— Begin Recorded information —

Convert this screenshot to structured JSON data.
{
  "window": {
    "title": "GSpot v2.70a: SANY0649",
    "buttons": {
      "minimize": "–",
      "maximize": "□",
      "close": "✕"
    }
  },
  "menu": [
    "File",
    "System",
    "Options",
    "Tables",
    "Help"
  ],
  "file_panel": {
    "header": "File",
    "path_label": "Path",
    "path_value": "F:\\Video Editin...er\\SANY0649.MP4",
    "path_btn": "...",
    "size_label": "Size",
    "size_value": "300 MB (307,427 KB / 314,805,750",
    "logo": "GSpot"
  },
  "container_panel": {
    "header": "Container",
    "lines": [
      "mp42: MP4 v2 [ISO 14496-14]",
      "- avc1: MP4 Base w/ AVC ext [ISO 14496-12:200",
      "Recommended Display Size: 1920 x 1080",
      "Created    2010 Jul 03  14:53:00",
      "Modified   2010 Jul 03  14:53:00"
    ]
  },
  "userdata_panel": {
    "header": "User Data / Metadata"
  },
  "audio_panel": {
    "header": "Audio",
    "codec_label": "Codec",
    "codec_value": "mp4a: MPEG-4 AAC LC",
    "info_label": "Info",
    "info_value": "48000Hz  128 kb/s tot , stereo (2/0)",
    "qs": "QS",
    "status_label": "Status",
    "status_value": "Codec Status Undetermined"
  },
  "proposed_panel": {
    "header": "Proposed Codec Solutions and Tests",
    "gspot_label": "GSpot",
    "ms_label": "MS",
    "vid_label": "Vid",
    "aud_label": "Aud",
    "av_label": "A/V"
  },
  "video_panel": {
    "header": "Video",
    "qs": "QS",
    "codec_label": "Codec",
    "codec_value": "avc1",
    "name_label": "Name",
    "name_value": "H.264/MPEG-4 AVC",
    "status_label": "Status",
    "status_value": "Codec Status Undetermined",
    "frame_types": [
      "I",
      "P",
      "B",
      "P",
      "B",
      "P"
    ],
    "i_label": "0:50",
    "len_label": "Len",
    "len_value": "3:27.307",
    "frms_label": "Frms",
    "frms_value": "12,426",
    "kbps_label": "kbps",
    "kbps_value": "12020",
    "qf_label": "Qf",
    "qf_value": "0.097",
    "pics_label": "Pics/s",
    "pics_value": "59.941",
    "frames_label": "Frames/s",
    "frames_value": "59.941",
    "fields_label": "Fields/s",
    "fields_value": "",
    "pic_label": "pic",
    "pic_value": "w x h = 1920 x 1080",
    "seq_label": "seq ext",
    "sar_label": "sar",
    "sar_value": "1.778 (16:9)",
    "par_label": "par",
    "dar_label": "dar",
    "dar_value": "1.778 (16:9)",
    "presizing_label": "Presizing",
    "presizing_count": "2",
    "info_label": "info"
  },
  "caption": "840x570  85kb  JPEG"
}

— End Recorded information —

Scan the lines for the string "header". Copy out each line that matches.

    "header": "File",
    "header": "Container",
    "header": "User Data / Metadata"
    "header": "Audio",
    "header": "Proposed Codec Solutions and Tests",
    "header": "Video",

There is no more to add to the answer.